• Do this
Retype all the records with nothing changed.

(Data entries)
┌──

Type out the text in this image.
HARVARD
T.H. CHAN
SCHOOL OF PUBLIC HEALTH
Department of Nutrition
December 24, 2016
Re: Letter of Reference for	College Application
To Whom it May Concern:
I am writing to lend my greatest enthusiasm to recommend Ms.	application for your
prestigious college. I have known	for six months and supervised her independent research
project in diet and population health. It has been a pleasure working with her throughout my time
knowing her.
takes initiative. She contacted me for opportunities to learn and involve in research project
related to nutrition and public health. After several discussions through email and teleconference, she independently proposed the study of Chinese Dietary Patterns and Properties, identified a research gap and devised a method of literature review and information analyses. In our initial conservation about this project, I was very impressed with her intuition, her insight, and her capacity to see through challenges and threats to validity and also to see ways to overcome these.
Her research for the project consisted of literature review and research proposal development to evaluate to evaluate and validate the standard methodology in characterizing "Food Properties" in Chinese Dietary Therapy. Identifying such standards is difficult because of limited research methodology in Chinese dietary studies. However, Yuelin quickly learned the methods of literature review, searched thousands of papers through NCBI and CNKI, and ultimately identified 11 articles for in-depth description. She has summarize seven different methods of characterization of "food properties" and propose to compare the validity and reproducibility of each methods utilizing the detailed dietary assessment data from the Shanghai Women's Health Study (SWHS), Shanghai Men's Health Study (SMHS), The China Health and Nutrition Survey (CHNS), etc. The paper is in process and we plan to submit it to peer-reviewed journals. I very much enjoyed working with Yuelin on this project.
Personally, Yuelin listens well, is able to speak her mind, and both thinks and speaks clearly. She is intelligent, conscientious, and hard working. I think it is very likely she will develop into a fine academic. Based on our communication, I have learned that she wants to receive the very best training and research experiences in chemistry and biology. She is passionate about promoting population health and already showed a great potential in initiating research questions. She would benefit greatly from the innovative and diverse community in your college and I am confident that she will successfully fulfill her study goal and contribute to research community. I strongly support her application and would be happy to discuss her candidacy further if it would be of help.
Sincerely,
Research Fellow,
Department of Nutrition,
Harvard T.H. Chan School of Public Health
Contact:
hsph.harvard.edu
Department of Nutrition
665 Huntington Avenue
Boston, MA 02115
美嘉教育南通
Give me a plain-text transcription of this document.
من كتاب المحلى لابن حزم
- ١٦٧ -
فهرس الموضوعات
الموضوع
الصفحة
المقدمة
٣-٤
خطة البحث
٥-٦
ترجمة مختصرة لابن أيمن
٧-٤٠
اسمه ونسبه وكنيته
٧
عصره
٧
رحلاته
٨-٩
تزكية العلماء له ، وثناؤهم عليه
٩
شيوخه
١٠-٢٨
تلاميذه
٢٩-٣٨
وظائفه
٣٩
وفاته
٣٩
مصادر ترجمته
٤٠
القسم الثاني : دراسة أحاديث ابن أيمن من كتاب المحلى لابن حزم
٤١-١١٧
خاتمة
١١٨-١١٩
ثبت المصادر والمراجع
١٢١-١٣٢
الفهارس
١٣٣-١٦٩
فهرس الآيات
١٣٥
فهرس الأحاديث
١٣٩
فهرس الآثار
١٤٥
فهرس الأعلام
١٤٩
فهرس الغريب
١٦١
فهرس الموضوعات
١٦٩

└──

• Final answer
Type out the text in this image.
HARVARD
T.H. CHAN
SCHOOL OF PUBLIC HEALTH
Department of Nutrition
December 24, 2016
Re: Letter of Reference for	College Application
To Whom it May Concern:
I am writing to lend my greatest enthusiasm to recommend Ms.	application for your
prestigious college. I have known	for six months and supervised her independent research
project in diet and population health. It has been a pleasure working with her throughout my time
knowing her.
takes initiative. She contacted me for opportunities to learn and involve in research project
related to nutrition and public health. After several discussions through email and teleconference, she independently proposed the study of Chinese Dietary Patterns and Properties, identified a research gap and devised a method of literature review and information analyses. In our initial conservation about this project, I was very impressed with her intuition, her insight, and her capacity to see through challenges and threats to validity and also to see ways to overcome these.
Her research for the project consisted of literature review and research proposal development to evaluate to evaluate and validate the standard methodology in characterizing "Food Properties" in Chinese Dietary Therapy. Identifying such standards is difficult because of limited research methodology in Chinese dietary studies. However, Yuelin quickly learned the methods of literature review, searched thousands of papers through NCBI and CNKI, and ultimately identified 11 articles for in-depth description. She has summarize seven different methods of characterization of "food properties" and propose to compare the validity and reproducibility of each methods utilizing the detailed dietary assessment data from the Shanghai Women's Health Study (SWHS), Shanghai Men's Health Study (SMHS), The China Health and Nutrition Survey (CHNS), etc. The paper is in process and we plan to submit it to peer-reviewed journals. I very much enjoyed working with Yuelin on this project.
Personally, Yuelin listens well, is able to speak her mind, and both thinks and speaks clearly. She is intelligent, conscientious, and hard working. I think it is very likely she will develop into a fine academic. Based on our communication, I have learned that she wants to receive the very best training and research experiences in chemistry and biology. She is passionate about promoting population health and already showed a great potential in initiating research questions. She would benefit greatly from the innovative and diverse community in your college and I am confident that she will successfully fulfill her study goal and contribute to research community. I strongly support her application and would be happy to discuss her candidacy further if it would be of help.
Sincerely,
Research Fellow,
Department of Nutrition,
Harvard T.H. Chan School of Public Health
Contact:
hsph.harvard.edu
Department of Nutrition
665 Huntington Avenue
Boston, MA 02115
美嘉教育南通
Give me a plain-text transcription of this document.
من كتاب المحلى لابن حزم
- ١٦٧ -
فهرس الموضوعات
الموضوع
الصفحة
المقدمة
٣-٤
خطة البحث
٥-٦
ترجمة مختصرة لابن أيمن
٧-٤٠
اسمه ونسبه وكنيته
٧
عصره
٧
رحلاته
٨-٩
تزكية العلماء له ، وثناؤهم عليه
٩
شيوخه
١٠-٢٨
تلاميذه
٢٩-٣٨
وظائفه
٣٩
وفاته
٣٩
مصادر ترجمته
٤٠
القسم الثاني : دراسة أحاديث ابن أيمن من كتاب المحلى لابن حزم
٤١-١١٧
خاتمة
١١٨-١١٩
ثبت المصادر والمراجع
١٢١-١٣٢
الفهارس
١٣٣-١٦٩
فهرس الآيات
١٣٥
فهرس الأحاديث
١٣٩
فهرس الآثار
١٤٥
فهرس الأعلام
١٤٩
فهرس الغريب
١٦١
فهرس الموضوعات
١٦٩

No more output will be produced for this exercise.